** BEGIN **

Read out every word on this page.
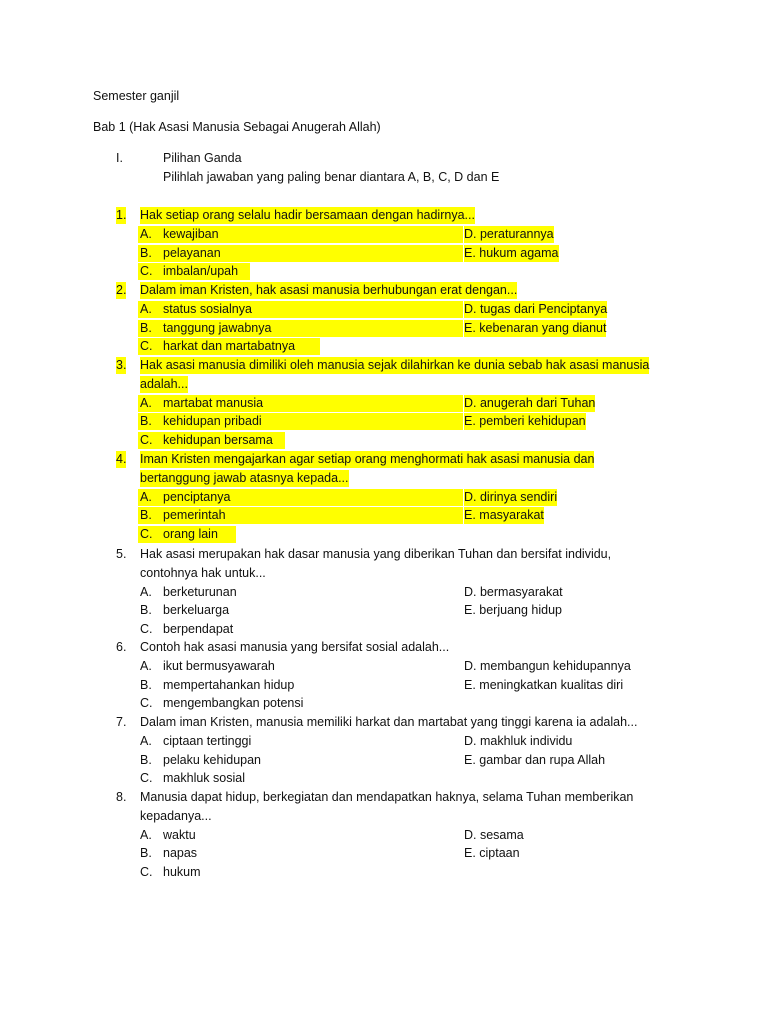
Semester ganjil
Bab 1 (Hak Asasi Manusia Sebagai Anugerah Allah)
I.	Pilihan Ganda
Pilihlah jawaban yang paling benar diantara A, B, C, D dan E
1. Hak setiap orang selalu hadir bersamaan dengan hadirnya...
A. kewajiban	D. peraturannya
B. pelayanan	E. hukum agama
C. imbalan/upah
2. Dalam iman Kristen, hak asasi manusia berhubungan erat dengan...
A. status sosialnya	D. tugas dari Penciptanya
B. tanggung jawabnya	E. kebenaran yang dianut
C. harkat dan martabatnya
3. Hak asasi manusia dimiliki oleh manusia sejak dilahirkan ke dunia sebab hak asasi manusia
adalah...
A. martabat manusia	D. anugerah dari Tuhan
B. kehidupan pribadi	E. pemberi kehidupan
C. kehidupan bersama
4. Iman Kristen mengajarkan agar setiap orang menghormati hak asasi manusia dan
bertanggung jawab atasnya kepada...
A. penciptanya	D. dirinya sendiri
B. pemerintah	E. masyarakat
C. orang lain
5. Hak asasi merupakan hak dasar manusia yang diberikan Tuhan dan bersifat individu,
contohnya hak untuk...
A. berketurunan	D. bermasyarakat
B. berkeluarga	E. berjuang hidup
C. berpendapat
6. Contoh hak asasi manusia yang bersifat sosial adalah...
A. ikut bermusyawarah	D. membangun kehidupannya
B. mempertahankan hidup	E. meningkatkan kualitas diri
C. mengembangkan potensi
7. Dalam iman Kristen, manusia memiliki harkat dan martabat yang tinggi karena ia adalah...
A. ciptaan tertinggi	D. makhluk individu
B. pelaku kehidupan	E. gambar dan rupa Allah
C. makhluk sosial
8. Manusia dapat hidup, berkegiatan dan mendapatkan haknya, selama Tuhan memberikan
kepadanya...
A. waktu	D. sesama
B. napas	E. ciptaan
C. hukum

** END **

◆ Problem ◆
From the listing above, copy out each line where the word "orang" appears.

◆ Right answer ◆
1. Hak setiap orang selalu hadir bersamaan dengan hadirnya...
4. Iman Kristen mengajarkan agar setiap orang menghormati hak asasi manusia dan
C. orang lain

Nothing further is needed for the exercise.